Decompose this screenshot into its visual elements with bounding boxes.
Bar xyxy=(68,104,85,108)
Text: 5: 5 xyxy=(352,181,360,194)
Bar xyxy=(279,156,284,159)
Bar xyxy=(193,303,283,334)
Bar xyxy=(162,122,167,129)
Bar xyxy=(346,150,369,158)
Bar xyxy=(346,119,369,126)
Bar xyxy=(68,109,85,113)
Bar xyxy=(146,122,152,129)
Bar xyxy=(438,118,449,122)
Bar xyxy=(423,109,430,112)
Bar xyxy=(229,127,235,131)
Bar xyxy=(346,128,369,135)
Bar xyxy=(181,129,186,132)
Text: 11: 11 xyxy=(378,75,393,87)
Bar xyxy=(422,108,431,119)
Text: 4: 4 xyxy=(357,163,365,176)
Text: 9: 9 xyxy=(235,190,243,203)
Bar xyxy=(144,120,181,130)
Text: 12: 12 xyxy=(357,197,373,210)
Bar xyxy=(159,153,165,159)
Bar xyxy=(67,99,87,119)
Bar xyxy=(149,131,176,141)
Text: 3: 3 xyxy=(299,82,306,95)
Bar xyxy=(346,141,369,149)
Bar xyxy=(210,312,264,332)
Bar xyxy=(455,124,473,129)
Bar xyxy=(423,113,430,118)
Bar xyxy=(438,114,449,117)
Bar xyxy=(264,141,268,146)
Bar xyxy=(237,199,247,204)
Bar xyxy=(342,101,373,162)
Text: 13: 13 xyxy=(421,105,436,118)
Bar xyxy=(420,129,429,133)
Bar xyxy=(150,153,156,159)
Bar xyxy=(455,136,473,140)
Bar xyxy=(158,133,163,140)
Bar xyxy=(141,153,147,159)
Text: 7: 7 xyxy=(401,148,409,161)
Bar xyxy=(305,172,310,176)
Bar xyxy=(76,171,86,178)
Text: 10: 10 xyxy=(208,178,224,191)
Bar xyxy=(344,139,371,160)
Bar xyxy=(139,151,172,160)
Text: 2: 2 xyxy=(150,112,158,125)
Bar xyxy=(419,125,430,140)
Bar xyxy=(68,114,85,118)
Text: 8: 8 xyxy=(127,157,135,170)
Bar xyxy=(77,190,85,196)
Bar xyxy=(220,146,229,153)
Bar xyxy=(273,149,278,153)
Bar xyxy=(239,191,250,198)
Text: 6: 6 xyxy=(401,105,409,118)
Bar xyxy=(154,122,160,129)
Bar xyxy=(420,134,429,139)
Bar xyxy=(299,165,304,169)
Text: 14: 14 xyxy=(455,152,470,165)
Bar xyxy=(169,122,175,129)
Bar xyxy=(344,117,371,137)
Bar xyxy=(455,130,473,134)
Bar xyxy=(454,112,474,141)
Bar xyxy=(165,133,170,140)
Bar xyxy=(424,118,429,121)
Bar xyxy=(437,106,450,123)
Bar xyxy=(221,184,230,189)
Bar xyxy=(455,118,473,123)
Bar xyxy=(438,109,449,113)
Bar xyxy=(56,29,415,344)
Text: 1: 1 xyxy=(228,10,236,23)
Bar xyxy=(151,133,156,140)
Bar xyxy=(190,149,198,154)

====

• _Your objective_:
Return every one of the rows above, unchanged, from top to bottom.

• _Exercise answer_:
Decompose this screenshot into its visual elements with bounding boxes.
Bar xyxy=(68,104,85,108)
Text: 5: 5 xyxy=(352,181,360,194)
Bar xyxy=(279,156,284,159)
Bar xyxy=(193,303,283,334)
Bar xyxy=(162,122,167,129)
Bar xyxy=(346,150,369,158)
Bar xyxy=(346,119,369,126)
Bar xyxy=(68,109,85,113)
Bar xyxy=(146,122,152,129)
Bar xyxy=(438,118,449,122)
Bar xyxy=(423,109,430,112)
Bar xyxy=(229,127,235,131)
Bar xyxy=(346,128,369,135)
Bar xyxy=(181,129,186,132)
Text: 11: 11 xyxy=(378,75,393,87)
Bar xyxy=(422,108,431,119)
Text: 4: 4 xyxy=(357,163,365,176)
Text: 9: 9 xyxy=(235,190,243,203)
Bar xyxy=(144,120,181,130)
Text: 12: 12 xyxy=(357,197,373,210)
Bar xyxy=(159,153,165,159)
Bar xyxy=(67,99,87,119)
Bar xyxy=(149,131,176,141)
Text: 3: 3 xyxy=(299,82,306,95)
Bar xyxy=(346,141,369,149)
Bar xyxy=(210,312,264,332)
Bar xyxy=(455,124,473,129)
Bar xyxy=(423,113,430,118)
Bar xyxy=(438,114,449,117)
Bar xyxy=(264,141,268,146)
Bar xyxy=(237,199,247,204)
Bar xyxy=(342,101,373,162)
Text: 13: 13 xyxy=(421,105,436,118)
Bar xyxy=(420,129,429,133)
Bar xyxy=(150,153,156,159)
Bar xyxy=(455,136,473,140)
Bar xyxy=(158,133,163,140)
Bar xyxy=(141,153,147,159)
Text: 7: 7 xyxy=(401,148,409,161)
Bar xyxy=(305,172,310,176)
Bar xyxy=(76,171,86,178)
Text: 10: 10 xyxy=(208,178,224,191)
Bar xyxy=(344,139,371,160)
Bar xyxy=(139,151,172,160)
Text: 2: 2 xyxy=(150,112,158,125)
Bar xyxy=(419,125,430,140)
Bar xyxy=(68,114,85,118)
Text: 8: 8 xyxy=(127,157,135,170)
Bar xyxy=(77,190,85,196)
Bar xyxy=(220,146,229,153)
Bar xyxy=(273,149,278,153)
Bar xyxy=(239,191,250,198)
Text: 6: 6 xyxy=(401,105,409,118)
Bar xyxy=(154,122,160,129)
Bar xyxy=(420,134,429,139)
Bar xyxy=(299,165,304,169)
Text: 14: 14 xyxy=(455,152,470,165)
Bar xyxy=(169,122,175,129)
Bar xyxy=(344,117,371,137)
Bar xyxy=(455,130,473,134)
Bar xyxy=(454,112,474,141)
Bar xyxy=(165,133,170,140)
Bar xyxy=(424,118,429,121)
Bar xyxy=(437,106,450,123)
Bar xyxy=(221,184,230,189)
Bar xyxy=(455,118,473,123)
Bar xyxy=(438,109,449,113)
Bar xyxy=(56,29,415,344)
Text: 1: 1 xyxy=(228,10,236,23)
Bar xyxy=(151,133,156,140)
Bar xyxy=(190,149,198,154)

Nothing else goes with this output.